**Your instructions:**
Every line below that holds the string "حديثا" should be copied out.

**Information provided:**
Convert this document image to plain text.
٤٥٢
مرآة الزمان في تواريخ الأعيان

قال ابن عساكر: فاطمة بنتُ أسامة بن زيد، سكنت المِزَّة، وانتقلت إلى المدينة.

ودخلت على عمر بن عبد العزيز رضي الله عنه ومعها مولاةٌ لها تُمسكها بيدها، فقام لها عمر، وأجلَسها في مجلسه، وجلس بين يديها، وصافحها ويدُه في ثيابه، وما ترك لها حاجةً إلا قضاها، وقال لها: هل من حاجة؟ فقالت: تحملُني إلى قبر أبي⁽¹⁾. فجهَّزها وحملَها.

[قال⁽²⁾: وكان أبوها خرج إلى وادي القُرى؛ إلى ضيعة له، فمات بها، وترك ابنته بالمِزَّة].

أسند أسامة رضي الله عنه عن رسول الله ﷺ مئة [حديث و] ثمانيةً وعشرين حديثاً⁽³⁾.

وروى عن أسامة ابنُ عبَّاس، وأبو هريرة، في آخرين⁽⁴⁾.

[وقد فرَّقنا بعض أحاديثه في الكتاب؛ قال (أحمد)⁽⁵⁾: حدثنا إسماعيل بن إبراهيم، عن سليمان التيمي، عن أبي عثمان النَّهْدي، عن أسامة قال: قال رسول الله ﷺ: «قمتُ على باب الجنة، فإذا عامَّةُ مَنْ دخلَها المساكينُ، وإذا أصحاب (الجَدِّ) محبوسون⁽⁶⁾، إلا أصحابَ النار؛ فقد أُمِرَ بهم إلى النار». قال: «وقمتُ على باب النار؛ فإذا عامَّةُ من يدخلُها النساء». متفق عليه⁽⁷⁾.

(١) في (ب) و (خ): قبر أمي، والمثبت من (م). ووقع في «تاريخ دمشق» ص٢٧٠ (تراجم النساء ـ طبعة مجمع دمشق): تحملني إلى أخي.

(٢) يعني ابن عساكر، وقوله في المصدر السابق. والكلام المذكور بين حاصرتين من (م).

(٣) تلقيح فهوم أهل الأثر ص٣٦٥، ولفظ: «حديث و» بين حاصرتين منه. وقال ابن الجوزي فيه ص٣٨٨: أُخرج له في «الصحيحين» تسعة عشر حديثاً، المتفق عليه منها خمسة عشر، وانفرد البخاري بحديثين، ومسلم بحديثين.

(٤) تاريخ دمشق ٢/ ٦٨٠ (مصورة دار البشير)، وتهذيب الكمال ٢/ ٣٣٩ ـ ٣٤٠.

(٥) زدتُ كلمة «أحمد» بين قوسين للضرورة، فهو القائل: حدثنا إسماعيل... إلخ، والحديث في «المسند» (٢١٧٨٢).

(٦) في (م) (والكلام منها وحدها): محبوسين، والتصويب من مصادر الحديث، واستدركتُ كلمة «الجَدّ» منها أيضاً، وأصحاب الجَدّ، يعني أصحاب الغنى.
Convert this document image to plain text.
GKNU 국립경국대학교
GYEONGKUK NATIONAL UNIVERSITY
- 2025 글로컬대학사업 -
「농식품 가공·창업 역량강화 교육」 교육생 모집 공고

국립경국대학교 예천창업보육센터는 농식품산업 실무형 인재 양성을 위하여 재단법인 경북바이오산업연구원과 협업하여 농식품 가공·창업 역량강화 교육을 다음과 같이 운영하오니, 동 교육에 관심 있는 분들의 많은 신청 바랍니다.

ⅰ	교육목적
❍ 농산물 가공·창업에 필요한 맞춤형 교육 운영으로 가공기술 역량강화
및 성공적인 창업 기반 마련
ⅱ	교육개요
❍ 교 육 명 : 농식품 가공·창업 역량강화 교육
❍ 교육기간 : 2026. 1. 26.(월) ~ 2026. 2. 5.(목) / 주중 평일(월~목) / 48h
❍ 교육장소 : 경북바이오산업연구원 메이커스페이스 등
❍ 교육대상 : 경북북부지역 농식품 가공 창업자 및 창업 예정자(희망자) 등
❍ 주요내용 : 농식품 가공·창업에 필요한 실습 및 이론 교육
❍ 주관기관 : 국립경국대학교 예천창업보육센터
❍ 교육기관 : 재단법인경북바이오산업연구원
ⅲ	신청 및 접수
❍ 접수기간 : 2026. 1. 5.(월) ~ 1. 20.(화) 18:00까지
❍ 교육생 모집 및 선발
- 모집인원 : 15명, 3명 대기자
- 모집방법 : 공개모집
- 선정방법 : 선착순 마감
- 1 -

**Result below:**
أسند أسامة رضي الله عنه عن رسول الله ﷺ مئة [حديث و] ثمانيةً وعشرين حديثاً⁽³⁾.
(٣) تلقيح فهوم أهل الأثر ص٣٦٥، ولفظ: «حديث و» بين حاصرتين منه. وقال ابن الجوزي فيه ص٣٨٨: أُخرج له في «الصحيحين» تسعة عشر حديثاً، المتفق عليه منها خمسة عشر، وانفرد البخاري بحديثين، ومسلم بحديثين.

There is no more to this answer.